Stated goal:
Print the listing below exactly.

Given records:
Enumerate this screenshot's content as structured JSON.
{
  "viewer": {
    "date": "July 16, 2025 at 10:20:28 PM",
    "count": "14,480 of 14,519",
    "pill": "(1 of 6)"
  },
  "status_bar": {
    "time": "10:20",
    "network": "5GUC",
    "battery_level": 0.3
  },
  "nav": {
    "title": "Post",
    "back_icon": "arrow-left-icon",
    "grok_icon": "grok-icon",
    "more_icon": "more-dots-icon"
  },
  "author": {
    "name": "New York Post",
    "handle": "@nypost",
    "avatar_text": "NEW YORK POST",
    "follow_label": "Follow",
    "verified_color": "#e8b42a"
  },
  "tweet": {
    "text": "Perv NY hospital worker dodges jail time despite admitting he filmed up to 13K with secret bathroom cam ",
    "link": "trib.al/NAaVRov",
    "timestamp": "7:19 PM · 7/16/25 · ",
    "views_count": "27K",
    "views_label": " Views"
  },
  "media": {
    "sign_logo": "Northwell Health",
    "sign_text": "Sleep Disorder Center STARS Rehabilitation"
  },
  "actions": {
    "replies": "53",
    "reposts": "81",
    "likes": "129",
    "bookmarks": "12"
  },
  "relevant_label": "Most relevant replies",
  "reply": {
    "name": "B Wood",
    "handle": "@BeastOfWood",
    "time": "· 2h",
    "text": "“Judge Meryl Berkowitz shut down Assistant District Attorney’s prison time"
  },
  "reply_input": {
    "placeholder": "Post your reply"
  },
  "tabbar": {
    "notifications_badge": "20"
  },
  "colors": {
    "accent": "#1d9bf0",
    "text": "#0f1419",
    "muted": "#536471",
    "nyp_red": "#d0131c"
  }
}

Solution for this exercise:
Enumerate this screenshot's content as structured JSON.
{
  "viewer": {
    "date": "July 16, 2025 at 10:20:28 PM",
    "count": "14,480 of 14,519",
    "pill": "(1 of 6)"
  },
  "status_bar": {
    "time": "10:20",
    "network": "5GUC",
    "battery_level": 0.3
  },
  "nav": {
    "title": "Post",
    "back_icon": "arrow-left-icon",
    "grok_icon": "grok-icon",
    "more_icon": "more-dots-icon"
  },
  "author": {
    "name": "New York Post",
    "handle": "@nypost",
    "avatar_text": "NEW YORK POST",
    "follow_label": "Follow",
    "verified_color": "#e8b42a"
  },
  "tweet": {
    "text": "Perv NY hospital worker dodges jail time despite admitting he filmed up to 13K with secret bathroom cam ",
    "link": "trib.al/NAaVRov",
    "timestamp": "7:19 PM · 7/16/25 · ",
    "views_count": "27K",
    "views_label": " Views"
  },
  "media": {
    "sign_logo": "Northwell Health",
    "sign_text": "Sleep Disorder Center STARS Rehabilitation"
  },
  "actions": {
    "replies": "53",
    "reposts": "81",
    "likes": "129",
    "bookmarks": "12"
  },
  "relevant_label": "Most relevant replies",
  "reply": {
    "name": "B Wood",
    "handle": "@BeastOfWood",
    "time": "· 2h",
    "text": "“Judge Meryl Berkowitz shut down Assistant District Attorney’s prison time"
  },
  "reply_input": {
    "placeholder": "Post your reply"
  },
  "tabbar": {
    "notifications_badge": "20"
  },
  "colors": {
    "accent": "#1d9bf0",
    "text": "#0f1419",
    "muted": "#536471",
    "nyp_red": "#d0131c"
  }
}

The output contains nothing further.